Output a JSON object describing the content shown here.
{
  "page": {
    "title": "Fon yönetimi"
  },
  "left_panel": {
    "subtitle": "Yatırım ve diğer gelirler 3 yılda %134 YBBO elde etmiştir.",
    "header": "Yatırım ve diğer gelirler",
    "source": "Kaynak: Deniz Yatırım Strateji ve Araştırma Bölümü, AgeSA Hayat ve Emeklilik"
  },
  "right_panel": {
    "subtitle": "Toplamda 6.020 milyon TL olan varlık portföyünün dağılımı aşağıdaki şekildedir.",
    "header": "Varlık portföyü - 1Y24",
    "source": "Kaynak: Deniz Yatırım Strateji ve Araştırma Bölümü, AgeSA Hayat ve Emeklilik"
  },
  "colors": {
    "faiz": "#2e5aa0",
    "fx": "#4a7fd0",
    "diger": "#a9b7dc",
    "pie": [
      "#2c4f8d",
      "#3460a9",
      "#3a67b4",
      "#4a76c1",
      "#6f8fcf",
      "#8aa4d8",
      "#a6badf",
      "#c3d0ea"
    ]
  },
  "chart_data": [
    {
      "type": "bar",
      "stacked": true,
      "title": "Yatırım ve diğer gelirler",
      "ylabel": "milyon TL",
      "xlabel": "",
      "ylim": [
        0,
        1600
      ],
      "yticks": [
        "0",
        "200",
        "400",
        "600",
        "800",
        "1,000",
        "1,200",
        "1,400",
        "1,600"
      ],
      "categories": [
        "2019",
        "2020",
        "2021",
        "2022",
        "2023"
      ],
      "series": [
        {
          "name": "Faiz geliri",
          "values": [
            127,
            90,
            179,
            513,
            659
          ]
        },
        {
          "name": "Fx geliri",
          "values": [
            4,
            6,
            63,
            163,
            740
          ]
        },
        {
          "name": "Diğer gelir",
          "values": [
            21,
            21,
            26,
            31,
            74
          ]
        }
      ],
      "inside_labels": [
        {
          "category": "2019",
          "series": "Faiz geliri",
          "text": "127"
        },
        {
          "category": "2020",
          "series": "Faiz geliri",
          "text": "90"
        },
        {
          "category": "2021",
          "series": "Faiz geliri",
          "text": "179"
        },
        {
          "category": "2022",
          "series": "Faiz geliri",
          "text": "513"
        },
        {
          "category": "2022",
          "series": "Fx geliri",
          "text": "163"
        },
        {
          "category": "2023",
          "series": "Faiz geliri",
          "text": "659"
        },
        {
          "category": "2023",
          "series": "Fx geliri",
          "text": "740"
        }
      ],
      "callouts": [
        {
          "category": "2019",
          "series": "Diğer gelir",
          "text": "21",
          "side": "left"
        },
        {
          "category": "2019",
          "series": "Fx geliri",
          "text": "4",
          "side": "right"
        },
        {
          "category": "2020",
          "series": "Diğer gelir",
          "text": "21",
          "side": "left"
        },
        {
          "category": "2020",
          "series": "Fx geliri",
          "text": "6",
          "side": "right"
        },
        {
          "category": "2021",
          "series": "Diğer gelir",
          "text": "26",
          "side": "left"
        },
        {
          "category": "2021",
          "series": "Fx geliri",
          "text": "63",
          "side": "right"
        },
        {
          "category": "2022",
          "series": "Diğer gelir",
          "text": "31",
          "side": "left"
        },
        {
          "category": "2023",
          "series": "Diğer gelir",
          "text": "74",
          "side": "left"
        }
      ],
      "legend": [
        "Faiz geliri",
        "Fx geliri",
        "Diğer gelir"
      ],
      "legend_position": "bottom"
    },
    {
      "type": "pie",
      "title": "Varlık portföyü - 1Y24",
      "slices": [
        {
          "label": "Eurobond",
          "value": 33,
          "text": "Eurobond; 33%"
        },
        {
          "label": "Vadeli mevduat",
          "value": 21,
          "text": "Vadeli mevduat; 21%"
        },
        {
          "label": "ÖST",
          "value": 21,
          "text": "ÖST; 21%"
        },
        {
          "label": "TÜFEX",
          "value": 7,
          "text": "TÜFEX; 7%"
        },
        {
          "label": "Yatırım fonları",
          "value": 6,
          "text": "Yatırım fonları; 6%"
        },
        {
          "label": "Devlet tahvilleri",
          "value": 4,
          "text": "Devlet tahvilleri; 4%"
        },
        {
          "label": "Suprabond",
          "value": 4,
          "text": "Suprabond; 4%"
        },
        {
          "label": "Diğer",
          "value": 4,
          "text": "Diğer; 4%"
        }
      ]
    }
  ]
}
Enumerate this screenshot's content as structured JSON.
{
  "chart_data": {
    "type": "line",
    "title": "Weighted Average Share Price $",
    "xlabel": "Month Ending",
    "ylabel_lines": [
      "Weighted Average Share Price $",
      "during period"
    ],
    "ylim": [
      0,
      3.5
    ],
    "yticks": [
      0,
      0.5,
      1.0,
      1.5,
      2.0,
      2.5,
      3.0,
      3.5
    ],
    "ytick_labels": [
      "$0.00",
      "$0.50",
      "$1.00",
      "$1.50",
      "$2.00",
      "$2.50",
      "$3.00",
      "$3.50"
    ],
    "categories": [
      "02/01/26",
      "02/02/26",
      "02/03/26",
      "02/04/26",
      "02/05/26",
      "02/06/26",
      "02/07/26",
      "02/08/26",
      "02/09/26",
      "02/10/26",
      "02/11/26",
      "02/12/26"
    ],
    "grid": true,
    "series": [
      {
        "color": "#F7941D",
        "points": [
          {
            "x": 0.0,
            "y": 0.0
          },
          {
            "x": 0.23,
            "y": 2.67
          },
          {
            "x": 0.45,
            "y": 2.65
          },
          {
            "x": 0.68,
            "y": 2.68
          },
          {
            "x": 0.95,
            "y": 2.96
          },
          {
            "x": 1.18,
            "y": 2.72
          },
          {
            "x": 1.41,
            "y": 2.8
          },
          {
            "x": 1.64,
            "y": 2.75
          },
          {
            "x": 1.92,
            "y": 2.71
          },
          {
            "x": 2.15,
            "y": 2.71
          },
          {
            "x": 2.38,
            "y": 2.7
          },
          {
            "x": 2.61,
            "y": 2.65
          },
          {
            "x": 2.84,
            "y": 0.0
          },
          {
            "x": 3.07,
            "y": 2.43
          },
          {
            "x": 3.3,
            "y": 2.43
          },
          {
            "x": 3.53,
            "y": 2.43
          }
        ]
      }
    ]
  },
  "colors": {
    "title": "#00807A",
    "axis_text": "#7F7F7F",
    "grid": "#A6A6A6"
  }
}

DIRECTIONS: What is the number of lines in this listing that contain the word "Average"? Answer with that number and nothing else.

RESPONSE BELOW: 2